• _WHAT THE TASK REQUIRES_: Every line with the word "замене" in it should be extracted from the data that follows.

(Saved data entries)
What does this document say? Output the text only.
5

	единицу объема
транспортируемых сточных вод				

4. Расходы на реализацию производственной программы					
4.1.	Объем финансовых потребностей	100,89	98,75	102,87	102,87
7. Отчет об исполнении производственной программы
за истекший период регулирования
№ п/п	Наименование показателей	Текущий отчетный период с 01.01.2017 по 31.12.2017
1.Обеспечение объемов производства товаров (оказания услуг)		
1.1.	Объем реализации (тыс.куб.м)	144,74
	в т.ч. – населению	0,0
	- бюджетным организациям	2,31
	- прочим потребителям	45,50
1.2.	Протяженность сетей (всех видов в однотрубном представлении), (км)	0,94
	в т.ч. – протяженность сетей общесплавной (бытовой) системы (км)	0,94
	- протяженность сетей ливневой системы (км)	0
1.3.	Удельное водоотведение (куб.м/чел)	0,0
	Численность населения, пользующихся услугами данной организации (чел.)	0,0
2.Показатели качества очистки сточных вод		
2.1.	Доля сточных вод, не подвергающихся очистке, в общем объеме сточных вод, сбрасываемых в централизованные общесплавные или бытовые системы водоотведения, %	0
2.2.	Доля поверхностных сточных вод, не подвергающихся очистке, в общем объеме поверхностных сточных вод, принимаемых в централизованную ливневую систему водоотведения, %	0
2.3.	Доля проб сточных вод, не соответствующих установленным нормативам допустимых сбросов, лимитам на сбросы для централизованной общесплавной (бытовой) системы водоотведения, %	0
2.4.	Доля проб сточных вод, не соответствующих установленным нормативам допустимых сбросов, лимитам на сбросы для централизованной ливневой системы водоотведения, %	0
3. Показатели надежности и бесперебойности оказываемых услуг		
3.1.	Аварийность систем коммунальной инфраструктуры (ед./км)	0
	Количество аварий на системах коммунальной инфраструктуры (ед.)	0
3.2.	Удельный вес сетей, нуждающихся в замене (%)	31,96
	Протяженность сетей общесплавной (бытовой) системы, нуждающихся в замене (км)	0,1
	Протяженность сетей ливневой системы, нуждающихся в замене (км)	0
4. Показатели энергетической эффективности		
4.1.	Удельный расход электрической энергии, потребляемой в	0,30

• _CORRECT OUTPUT_:
3.2.	Удельный вес сетей, нуждающихся в замене (%)	31,96
	Протяженность сетей общесплавной (бытовой) системы, нуждающихся в замене (км)	0,1
	Протяженность сетей ливневой системы, нуждающихся в замене (км)	0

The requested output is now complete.